• GIVEN TASK:
Listed below are entries; give the number of lines among them that include "Increment", and only that number.

• INPUT FOR THIS TASK:
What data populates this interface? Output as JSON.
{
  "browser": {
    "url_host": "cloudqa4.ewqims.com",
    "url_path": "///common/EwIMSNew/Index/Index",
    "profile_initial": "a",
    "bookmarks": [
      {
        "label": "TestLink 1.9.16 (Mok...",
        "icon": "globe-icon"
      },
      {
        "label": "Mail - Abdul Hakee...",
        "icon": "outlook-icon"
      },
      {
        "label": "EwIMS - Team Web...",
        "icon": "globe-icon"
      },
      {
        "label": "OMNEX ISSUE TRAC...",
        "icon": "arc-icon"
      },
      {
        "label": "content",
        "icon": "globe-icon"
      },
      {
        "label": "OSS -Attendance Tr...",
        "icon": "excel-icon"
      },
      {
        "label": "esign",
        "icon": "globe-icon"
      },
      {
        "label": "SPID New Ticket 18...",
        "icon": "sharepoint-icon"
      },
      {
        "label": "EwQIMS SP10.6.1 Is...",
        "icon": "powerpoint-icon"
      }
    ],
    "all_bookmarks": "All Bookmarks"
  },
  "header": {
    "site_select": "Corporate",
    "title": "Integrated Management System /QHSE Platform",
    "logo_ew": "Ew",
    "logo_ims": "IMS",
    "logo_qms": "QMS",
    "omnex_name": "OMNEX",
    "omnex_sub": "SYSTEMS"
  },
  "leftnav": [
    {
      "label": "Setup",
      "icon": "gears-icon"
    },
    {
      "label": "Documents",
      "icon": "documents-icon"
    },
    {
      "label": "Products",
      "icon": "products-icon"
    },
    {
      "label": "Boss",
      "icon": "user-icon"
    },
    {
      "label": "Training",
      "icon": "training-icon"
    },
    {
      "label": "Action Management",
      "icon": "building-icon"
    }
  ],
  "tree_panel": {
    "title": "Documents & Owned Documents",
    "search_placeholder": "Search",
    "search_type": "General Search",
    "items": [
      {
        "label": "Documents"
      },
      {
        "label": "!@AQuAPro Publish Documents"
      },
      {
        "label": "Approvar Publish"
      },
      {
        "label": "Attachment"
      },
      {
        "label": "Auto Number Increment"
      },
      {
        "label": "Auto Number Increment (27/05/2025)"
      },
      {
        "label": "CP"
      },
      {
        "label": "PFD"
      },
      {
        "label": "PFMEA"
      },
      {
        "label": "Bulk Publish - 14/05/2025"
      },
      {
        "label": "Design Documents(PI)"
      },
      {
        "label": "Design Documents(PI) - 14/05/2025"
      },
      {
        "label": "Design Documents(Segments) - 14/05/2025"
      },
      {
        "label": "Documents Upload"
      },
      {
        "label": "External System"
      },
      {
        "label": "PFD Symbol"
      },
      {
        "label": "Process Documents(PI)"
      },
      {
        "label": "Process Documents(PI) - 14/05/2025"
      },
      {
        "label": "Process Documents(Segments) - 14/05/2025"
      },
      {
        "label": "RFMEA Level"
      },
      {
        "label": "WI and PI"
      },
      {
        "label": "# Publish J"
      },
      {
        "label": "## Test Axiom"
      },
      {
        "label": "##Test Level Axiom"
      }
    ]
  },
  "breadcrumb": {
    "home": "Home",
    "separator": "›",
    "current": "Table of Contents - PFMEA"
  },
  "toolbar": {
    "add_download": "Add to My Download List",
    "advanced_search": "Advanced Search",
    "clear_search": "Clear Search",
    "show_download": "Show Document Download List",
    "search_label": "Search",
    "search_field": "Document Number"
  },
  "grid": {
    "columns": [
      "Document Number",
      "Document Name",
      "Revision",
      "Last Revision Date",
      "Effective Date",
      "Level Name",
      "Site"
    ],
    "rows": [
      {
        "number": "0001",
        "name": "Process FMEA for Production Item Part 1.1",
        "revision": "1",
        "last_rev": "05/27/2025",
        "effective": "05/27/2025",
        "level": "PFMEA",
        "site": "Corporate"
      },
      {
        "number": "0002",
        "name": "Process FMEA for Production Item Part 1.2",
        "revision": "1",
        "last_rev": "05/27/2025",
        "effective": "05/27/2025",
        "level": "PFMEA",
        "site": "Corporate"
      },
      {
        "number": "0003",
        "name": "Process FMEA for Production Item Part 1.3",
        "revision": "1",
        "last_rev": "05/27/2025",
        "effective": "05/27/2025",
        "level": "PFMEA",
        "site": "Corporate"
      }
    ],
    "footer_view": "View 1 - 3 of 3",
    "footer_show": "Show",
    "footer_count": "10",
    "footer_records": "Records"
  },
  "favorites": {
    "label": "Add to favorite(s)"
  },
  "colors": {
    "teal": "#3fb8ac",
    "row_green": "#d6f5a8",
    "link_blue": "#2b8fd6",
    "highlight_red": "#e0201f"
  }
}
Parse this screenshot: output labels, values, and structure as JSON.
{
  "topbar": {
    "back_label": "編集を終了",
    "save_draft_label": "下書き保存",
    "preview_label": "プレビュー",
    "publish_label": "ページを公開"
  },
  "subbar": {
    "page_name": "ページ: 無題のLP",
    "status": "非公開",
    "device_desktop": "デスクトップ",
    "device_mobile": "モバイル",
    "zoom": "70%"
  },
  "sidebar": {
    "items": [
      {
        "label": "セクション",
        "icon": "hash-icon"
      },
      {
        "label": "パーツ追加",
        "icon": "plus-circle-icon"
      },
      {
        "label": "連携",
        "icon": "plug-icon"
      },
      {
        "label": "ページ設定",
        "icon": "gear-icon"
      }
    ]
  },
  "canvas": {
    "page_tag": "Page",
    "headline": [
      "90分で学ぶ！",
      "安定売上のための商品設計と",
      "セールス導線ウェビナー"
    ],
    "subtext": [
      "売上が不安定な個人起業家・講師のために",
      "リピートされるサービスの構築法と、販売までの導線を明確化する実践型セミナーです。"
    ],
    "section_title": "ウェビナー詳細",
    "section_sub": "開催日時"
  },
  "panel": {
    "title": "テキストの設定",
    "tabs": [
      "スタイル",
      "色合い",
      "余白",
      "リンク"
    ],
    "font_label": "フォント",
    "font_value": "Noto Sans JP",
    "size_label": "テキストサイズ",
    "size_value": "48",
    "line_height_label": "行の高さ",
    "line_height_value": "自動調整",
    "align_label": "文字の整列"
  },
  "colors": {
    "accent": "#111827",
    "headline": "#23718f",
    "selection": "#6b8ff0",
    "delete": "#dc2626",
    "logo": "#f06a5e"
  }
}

• EXPECTED ANSWER:
2